* **Dataset excerpts**
*-*-*

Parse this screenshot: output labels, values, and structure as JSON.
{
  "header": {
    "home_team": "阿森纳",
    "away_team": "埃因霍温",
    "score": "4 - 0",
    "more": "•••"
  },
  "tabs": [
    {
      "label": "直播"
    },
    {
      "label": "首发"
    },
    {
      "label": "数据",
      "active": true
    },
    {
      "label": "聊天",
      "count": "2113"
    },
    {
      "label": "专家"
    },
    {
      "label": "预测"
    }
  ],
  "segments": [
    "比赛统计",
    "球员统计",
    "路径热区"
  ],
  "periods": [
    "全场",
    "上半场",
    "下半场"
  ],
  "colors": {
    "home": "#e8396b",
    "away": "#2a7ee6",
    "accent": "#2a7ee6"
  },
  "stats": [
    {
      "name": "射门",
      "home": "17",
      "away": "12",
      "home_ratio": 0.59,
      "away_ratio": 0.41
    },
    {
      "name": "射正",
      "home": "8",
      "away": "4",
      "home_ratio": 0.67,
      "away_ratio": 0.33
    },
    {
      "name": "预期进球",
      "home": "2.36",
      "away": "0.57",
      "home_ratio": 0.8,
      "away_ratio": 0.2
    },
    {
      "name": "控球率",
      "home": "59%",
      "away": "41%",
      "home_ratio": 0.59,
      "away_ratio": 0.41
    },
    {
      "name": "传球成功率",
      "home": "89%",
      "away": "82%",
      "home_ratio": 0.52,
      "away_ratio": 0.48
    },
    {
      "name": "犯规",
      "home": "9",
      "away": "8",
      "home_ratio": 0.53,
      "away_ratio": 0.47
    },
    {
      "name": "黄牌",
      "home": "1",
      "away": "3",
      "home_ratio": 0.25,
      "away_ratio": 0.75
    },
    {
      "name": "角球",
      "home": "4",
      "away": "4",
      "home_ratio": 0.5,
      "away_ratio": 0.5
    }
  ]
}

*-*-*

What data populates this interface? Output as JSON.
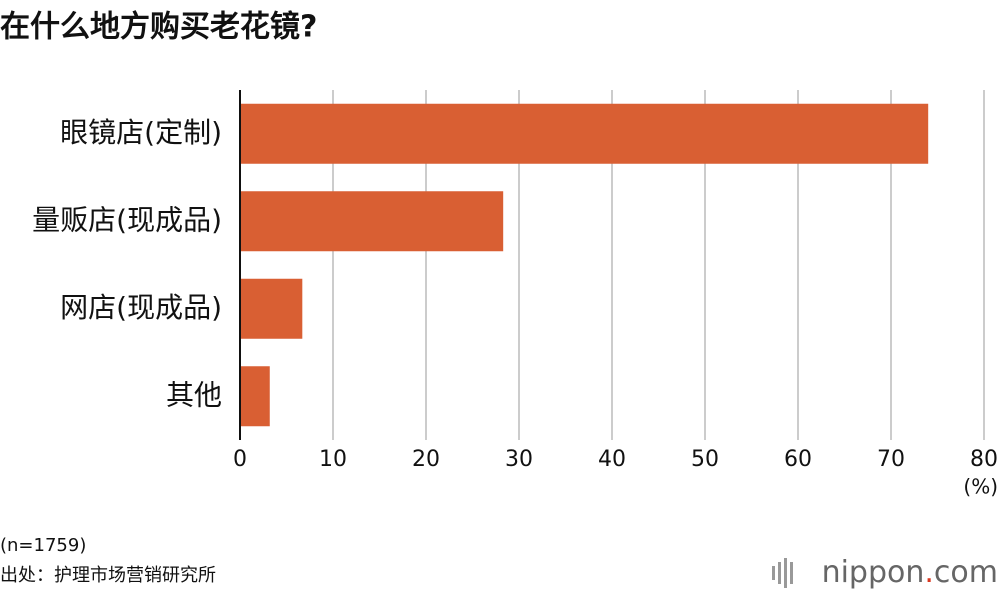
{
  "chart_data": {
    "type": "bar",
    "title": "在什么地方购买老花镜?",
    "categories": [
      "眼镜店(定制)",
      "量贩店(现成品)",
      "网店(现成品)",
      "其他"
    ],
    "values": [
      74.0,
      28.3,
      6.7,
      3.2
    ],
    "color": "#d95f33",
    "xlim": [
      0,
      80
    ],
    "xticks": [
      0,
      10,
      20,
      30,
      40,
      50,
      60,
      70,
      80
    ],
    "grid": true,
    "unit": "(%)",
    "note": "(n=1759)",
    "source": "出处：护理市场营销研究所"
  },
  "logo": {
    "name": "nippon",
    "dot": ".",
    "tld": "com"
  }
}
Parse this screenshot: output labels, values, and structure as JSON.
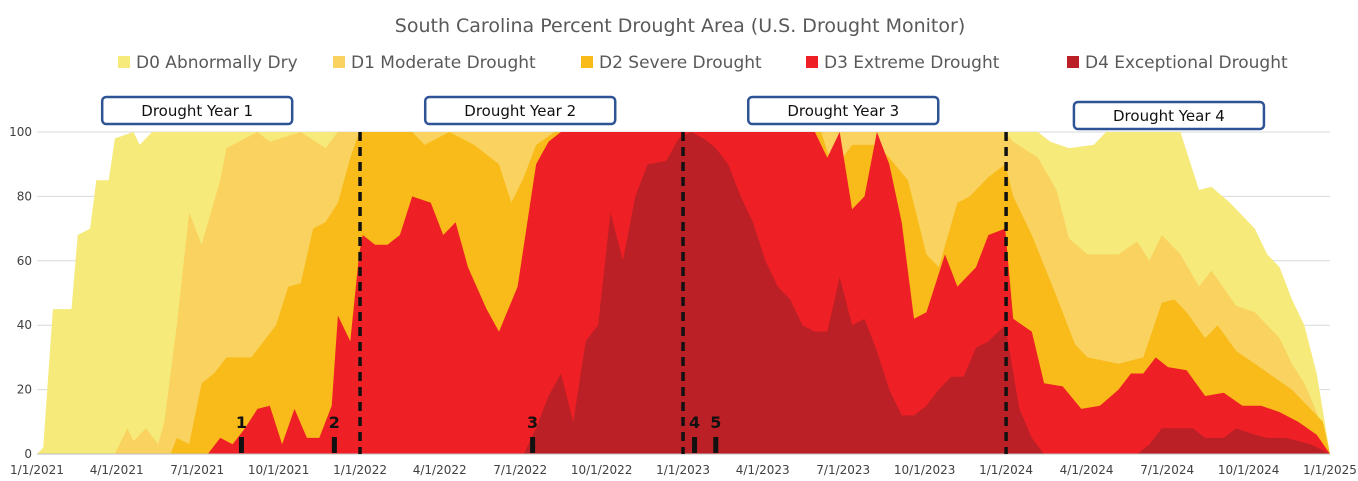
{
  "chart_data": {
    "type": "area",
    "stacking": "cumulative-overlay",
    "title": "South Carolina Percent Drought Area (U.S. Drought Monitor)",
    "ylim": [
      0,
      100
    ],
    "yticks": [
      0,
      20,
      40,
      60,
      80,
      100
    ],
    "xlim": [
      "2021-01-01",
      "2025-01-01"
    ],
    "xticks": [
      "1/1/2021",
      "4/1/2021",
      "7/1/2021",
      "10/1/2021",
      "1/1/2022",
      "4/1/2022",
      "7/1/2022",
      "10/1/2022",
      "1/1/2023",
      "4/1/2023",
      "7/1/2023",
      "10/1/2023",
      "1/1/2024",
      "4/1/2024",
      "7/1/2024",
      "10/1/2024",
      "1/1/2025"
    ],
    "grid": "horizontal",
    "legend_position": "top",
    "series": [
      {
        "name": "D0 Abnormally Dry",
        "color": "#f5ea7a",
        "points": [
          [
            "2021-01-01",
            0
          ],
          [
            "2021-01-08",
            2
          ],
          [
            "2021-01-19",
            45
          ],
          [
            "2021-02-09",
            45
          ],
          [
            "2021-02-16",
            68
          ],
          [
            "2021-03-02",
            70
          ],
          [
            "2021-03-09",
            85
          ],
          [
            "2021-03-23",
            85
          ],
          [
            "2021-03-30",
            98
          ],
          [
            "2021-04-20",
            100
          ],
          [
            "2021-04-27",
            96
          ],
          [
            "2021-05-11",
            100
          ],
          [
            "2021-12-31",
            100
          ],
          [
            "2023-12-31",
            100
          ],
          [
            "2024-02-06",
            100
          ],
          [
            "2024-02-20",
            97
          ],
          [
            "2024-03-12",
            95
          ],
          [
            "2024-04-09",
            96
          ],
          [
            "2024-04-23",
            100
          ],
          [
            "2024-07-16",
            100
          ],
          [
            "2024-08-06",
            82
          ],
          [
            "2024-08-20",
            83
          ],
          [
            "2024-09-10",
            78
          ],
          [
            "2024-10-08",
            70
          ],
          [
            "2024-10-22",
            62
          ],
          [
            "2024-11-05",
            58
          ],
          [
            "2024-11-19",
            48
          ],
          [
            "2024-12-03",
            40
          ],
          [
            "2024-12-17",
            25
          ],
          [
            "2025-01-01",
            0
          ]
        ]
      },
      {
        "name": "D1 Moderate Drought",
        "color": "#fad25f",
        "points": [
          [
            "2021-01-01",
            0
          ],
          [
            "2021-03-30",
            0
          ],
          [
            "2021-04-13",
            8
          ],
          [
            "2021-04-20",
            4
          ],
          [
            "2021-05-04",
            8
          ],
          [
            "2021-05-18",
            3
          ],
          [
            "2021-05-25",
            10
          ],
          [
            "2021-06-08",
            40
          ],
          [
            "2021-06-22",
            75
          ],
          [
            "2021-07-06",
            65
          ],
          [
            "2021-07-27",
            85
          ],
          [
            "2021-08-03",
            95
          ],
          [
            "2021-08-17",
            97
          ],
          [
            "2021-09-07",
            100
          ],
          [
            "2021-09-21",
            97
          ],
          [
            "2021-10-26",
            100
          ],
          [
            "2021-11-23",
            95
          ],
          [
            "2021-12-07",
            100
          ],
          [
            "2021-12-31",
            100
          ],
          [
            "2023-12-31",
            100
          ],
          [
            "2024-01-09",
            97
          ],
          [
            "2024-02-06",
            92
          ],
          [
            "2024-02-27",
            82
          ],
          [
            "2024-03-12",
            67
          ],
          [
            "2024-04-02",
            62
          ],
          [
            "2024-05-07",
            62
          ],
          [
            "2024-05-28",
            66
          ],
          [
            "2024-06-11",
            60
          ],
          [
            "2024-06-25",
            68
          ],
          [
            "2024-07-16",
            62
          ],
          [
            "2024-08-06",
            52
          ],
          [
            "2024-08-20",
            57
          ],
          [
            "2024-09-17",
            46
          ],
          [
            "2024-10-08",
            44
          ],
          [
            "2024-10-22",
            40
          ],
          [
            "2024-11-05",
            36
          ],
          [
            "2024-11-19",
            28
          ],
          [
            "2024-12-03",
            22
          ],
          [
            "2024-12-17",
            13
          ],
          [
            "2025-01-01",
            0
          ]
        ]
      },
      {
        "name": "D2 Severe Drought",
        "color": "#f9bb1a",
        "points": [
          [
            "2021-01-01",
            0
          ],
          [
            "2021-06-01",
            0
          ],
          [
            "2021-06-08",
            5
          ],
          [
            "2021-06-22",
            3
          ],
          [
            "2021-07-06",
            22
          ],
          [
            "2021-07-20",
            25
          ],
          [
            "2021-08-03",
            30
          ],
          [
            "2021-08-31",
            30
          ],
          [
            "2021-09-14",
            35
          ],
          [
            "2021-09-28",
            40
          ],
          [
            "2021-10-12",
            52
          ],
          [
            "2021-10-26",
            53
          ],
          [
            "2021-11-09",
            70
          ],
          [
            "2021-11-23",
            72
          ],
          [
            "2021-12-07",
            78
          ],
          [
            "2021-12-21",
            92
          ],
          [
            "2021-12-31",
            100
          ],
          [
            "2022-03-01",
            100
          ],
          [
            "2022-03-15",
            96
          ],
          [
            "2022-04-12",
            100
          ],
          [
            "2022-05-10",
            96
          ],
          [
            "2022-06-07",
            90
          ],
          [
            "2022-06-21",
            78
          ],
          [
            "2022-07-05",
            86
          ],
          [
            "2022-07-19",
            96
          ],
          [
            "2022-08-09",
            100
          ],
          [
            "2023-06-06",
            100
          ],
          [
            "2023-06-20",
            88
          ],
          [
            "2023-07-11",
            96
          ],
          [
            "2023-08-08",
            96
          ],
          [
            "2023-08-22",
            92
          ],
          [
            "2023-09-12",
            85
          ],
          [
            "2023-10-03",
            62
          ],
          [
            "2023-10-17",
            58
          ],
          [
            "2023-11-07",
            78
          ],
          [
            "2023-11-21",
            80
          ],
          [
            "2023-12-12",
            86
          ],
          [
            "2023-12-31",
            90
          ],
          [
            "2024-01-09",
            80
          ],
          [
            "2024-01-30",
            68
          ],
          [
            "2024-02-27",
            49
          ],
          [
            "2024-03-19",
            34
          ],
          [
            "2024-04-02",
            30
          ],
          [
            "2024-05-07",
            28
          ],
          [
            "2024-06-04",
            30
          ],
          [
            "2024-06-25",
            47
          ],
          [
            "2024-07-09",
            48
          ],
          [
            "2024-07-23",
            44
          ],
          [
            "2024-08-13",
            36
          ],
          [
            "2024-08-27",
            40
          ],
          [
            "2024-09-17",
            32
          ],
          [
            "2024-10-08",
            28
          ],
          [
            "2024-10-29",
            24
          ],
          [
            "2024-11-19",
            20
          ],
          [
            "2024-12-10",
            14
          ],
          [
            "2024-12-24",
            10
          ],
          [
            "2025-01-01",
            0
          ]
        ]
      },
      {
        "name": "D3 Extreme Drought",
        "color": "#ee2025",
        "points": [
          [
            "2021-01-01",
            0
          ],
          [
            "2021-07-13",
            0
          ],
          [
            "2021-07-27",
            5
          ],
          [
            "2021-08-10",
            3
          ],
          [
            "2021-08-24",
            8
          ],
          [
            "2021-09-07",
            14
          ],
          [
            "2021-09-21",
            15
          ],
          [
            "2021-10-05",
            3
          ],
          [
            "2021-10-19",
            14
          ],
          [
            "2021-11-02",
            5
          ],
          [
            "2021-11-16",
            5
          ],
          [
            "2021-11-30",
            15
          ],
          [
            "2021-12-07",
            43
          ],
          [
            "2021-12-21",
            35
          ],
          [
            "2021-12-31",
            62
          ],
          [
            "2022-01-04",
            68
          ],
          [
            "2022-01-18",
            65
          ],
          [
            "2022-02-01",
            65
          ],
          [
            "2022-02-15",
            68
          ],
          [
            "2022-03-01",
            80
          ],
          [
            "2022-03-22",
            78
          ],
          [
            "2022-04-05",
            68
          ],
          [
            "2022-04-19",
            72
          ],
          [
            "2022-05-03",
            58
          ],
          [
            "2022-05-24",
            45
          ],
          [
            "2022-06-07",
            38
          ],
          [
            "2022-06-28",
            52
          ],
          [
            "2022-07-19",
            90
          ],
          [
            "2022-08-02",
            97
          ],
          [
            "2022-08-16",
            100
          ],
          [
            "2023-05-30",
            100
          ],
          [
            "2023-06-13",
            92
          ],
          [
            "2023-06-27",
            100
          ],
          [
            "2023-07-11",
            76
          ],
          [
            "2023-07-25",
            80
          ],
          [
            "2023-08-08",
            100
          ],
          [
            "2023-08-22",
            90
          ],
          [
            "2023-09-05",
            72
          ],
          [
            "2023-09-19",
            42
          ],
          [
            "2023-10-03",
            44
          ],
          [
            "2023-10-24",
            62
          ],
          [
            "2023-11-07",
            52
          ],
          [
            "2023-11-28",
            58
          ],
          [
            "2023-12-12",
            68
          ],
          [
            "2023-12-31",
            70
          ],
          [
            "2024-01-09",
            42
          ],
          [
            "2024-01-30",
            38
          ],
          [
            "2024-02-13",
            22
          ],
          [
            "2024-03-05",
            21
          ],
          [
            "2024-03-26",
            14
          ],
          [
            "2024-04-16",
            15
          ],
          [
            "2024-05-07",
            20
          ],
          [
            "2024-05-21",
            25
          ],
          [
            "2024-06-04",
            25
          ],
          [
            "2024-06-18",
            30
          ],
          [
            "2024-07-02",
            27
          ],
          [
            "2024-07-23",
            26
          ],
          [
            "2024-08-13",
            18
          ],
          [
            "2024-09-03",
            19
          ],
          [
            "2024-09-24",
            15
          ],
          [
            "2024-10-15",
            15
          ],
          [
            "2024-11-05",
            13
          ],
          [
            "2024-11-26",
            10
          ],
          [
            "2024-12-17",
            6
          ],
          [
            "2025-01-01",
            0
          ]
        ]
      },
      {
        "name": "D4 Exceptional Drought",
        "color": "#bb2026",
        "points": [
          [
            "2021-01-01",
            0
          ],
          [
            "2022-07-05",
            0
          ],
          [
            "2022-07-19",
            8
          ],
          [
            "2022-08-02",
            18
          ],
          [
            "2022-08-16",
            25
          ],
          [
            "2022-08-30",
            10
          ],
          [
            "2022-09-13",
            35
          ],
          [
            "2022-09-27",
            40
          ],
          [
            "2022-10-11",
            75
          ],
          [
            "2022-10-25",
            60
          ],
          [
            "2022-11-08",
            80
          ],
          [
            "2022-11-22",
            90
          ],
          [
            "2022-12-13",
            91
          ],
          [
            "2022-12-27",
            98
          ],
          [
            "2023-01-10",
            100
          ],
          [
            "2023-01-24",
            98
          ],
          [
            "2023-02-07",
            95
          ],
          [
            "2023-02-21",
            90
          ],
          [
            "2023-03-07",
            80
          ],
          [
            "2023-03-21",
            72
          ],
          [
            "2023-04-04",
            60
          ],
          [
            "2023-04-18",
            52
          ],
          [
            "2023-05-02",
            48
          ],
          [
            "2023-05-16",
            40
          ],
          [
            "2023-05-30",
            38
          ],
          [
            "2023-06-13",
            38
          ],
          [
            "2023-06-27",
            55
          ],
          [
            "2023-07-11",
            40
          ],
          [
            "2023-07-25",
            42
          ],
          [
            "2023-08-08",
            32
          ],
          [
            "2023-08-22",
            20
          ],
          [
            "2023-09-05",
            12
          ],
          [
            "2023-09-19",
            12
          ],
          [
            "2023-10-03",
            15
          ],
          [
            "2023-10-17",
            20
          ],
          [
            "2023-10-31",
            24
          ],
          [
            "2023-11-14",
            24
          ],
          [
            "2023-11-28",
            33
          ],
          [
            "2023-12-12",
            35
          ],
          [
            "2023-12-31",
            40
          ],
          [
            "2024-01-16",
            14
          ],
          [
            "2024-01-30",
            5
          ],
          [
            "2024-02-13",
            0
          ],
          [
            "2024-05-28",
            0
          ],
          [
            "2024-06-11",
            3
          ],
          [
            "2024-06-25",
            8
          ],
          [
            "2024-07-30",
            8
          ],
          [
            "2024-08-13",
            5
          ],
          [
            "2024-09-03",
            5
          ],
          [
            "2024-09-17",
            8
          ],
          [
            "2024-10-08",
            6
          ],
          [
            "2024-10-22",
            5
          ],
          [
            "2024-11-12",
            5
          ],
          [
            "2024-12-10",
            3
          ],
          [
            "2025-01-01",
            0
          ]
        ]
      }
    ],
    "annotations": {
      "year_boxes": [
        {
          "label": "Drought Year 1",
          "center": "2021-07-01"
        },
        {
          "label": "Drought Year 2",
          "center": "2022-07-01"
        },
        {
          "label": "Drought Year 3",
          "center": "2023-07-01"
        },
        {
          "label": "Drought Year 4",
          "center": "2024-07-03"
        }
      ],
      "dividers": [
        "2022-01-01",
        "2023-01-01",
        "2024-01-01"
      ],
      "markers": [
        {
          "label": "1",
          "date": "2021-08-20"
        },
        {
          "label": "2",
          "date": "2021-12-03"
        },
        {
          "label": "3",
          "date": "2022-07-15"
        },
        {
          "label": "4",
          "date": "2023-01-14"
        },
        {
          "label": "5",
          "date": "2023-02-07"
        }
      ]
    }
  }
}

*-*-*

* **To be done**
List every line above that holds the word "center".

* **Reply**
          "center": "2021-07-01"
          "center": "2022-07-01"
          "center": "2023-07-01"
          "center": "2024-07-03"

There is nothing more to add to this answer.